* Exercise description: Repeat each record exactly as written, and drop any images.

* Data to process:
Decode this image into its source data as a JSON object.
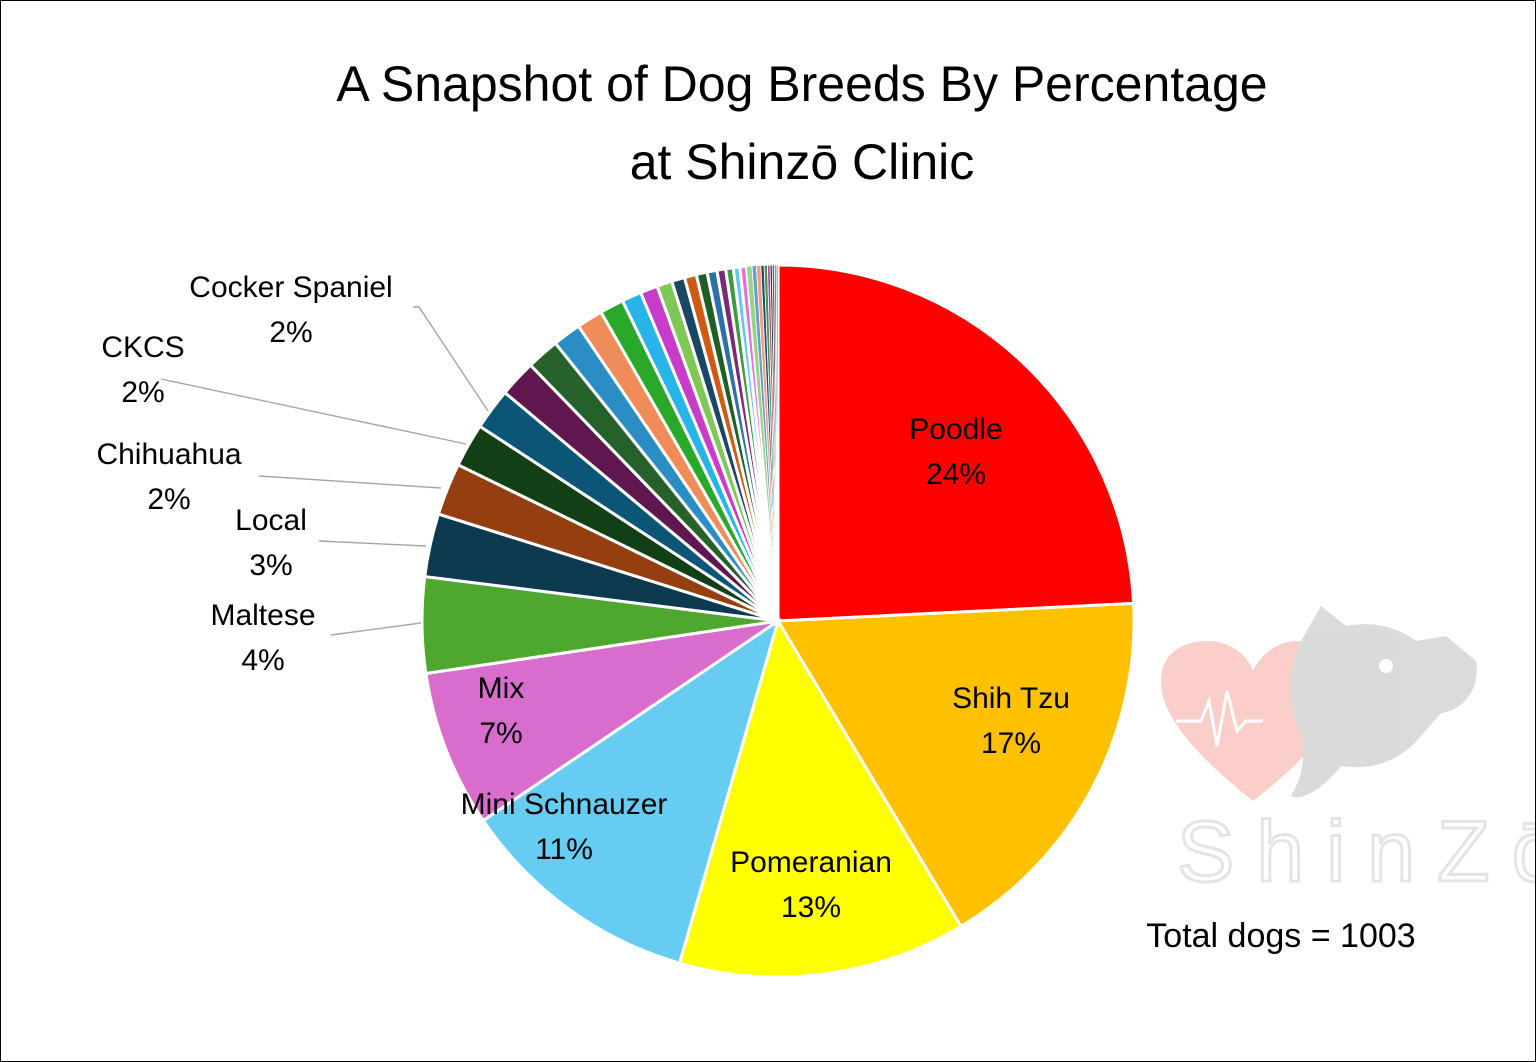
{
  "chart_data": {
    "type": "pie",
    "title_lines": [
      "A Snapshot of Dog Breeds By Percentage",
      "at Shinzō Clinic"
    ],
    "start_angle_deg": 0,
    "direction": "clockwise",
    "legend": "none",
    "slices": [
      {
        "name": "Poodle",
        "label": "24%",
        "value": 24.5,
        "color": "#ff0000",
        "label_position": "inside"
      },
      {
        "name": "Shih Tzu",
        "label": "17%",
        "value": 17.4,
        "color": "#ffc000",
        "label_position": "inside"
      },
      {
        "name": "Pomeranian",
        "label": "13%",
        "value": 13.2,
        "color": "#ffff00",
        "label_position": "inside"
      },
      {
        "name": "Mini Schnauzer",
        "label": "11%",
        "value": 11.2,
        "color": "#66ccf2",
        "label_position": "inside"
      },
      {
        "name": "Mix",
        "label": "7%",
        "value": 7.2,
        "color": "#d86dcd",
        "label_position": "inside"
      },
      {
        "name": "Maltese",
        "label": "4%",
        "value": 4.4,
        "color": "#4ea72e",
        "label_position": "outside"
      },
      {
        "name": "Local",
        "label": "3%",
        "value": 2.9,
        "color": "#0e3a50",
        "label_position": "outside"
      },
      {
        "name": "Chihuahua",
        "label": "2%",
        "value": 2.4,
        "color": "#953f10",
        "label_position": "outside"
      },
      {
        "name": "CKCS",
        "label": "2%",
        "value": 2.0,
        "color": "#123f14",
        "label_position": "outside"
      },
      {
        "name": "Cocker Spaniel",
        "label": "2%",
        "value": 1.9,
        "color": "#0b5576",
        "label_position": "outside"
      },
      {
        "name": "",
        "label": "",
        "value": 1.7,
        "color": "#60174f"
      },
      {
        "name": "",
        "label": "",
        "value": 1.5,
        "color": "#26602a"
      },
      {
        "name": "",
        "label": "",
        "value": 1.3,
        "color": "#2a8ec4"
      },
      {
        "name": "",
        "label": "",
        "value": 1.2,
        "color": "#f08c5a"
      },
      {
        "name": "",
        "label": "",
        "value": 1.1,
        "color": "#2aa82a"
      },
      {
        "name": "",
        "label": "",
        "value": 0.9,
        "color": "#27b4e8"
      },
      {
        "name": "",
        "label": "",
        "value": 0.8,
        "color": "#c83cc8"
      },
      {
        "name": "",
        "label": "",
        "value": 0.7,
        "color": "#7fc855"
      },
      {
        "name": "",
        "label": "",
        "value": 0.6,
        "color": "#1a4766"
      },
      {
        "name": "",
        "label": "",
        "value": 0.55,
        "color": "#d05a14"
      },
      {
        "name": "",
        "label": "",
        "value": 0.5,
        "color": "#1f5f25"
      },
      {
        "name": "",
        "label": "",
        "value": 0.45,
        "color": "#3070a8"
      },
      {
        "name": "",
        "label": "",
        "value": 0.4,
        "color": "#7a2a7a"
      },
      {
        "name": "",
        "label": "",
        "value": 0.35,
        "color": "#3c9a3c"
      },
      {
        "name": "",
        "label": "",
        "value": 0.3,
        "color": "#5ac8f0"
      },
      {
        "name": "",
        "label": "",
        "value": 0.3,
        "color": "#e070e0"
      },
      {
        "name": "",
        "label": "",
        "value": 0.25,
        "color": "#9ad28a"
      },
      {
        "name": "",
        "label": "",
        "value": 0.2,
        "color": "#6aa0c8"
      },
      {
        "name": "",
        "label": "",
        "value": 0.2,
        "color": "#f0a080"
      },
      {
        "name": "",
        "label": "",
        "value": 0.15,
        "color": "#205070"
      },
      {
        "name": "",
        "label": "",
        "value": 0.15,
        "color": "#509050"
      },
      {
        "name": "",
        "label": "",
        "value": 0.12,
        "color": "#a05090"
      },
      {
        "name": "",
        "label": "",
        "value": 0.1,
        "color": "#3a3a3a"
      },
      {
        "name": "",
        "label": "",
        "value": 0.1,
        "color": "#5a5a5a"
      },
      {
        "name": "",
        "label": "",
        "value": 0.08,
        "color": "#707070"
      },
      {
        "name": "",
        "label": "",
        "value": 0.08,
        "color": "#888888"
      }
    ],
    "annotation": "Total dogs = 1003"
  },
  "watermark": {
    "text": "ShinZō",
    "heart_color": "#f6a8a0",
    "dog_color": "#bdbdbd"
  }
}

* The result:
Decode this image into its source data as a JSON object.
{
  "chart_data": {
    "type": "pie",
    "title_lines": [
      "A Snapshot of Dog Breeds By Percentage",
      "at Shinzō Clinic"
    ],
    "start_angle_deg": 0,
    "direction": "clockwise",
    "legend": "none",
    "slices": [
      {
        "name": "Poodle",
        "label": "24%",
        "value": 24.5,
        "color": "#ff0000",
        "label_position": "inside"
      },
      {
        "name": "Shih Tzu",
        "label": "17%",
        "value": 17.4,
        "color": "#ffc000",
        "label_position": "inside"
      },
      {
        "name": "Pomeranian",
        "label": "13%",
        "value": 13.2,
        "color": "#ffff00",
        "label_position": "inside"
      },
      {
        "name": "Mini Schnauzer",
        "label": "11%",
        "value": 11.2,
        "color": "#66ccf2",
        "label_position": "inside"
      },
      {
        "name": "Mix",
        "label": "7%",
        "value": 7.2,
        "color": "#d86dcd",
        "label_position": "inside"
      },
      {
        "name": "Maltese",
        "label": "4%",
        "value": 4.4,
        "color": "#4ea72e",
        "label_position": "outside"
      },
      {
        "name": "Local",
        "label": "3%",
        "value": 2.9,
        "color": "#0e3a50",
        "label_position": "outside"
      },
      {
        "name": "Chihuahua",
        "label": "2%",
        "value": 2.4,
        "color": "#953f10",
        "label_position": "outside"
      },
      {
        "name": "CKCS",
        "label": "2%",
        "value": 2.0,
        "color": "#123f14",
        "label_position": "outside"
      },
      {
        "name": "Cocker Spaniel",
        "label": "2%",
        "value": 1.9,
        "color": "#0b5576",
        "label_position": "outside"
      },
      {
        "name": "",
        "label": "",
        "value": 1.7,
        "color": "#60174f"
      },
      {
        "name": "",
        "label": "",
        "value": 1.5,
        "color": "#26602a"
      },
      {
        "name": "",
        "label": "",
        "value": 1.3,
        "color": "#2a8ec4"
      },
      {
        "name": "",
        "label": "",
        "value": 1.2,
        "color": "#f08c5a"
      },
      {
        "name": "",
        "label": "",
        "value": 1.1,
        "color": "#2aa82a"
      },
      {
        "name": "",
        "label": "",
        "value": 0.9,
        "color": "#27b4e8"
      },
      {
        "name": "",
        "label": "",
        "value": 0.8,
        "color": "#c83cc8"
      },
      {
        "name": "",
        "label": "",
        "value": 0.7,
        "color": "#7fc855"
      },
      {
        "name": "",
        "label": "",
        "value": 0.6,
        "color": "#1a4766"
      },
      {
        "name": "",
        "label": "",
        "value": 0.55,
        "color": "#d05a14"
      },
      {
        "name": "",
        "label": "",
        "value": 0.5,
        "color": "#1f5f25"
      },
      {
        "name": "",
        "label": "",
        "value": 0.45,
        "color": "#3070a8"
      },
      {
        "name": "",
        "label": "",
        "value": 0.4,
        "color": "#7a2a7a"
      },
      {
        "name": "",
        "label": "",
        "value": 0.35,
        "color": "#3c9a3c"
      },
      {
        "name": "",
        "label": "",
        "value": 0.3,
        "color": "#5ac8f0"
      },
      {
        "name": "",
        "label": "",
        "value": 0.3,
        "color": "#e070e0"
      },
      {
        "name": "",
        "label": "",
        "value": 0.25,
        "color": "#9ad28a"
      },
      {
        "name": "",
        "label": "",
        "value": 0.2,
        "color": "#6aa0c8"
      },
      {
        "name": "",
        "label": "",
        "value": 0.2,
        "color": "#f0a080"
      },
      {
        "name": "",
        "label": "",
        "value": 0.15,
        "color": "#205070"
      },
      {
        "name": "",
        "label": "",
        "value": 0.15,
        "color": "#509050"
      },
      {
        "name": "",
        "label": "",
        "value": 0.12,
        "color": "#a05090"
      },
      {
        "name": "",
        "label": "",
        "value": 0.1,
        "color": "#3a3a3a"
      },
      {
        "name": "",
        "label": "",
        "value": 0.1,
        "color": "#5a5a5a"
      },
      {
        "name": "",
        "label": "",
        "value": 0.08,
        "color": "#707070"
      },
      {
        "name": "",
        "label": "",
        "value": 0.08,
        "color": "#888888"
      }
    ],
    "annotation": "Total dogs = 1003"
  },
  "watermark": {
    "text": "ShinZō",
    "heart_color": "#f6a8a0",
    "dog_color": "#bdbdbd"
  }
}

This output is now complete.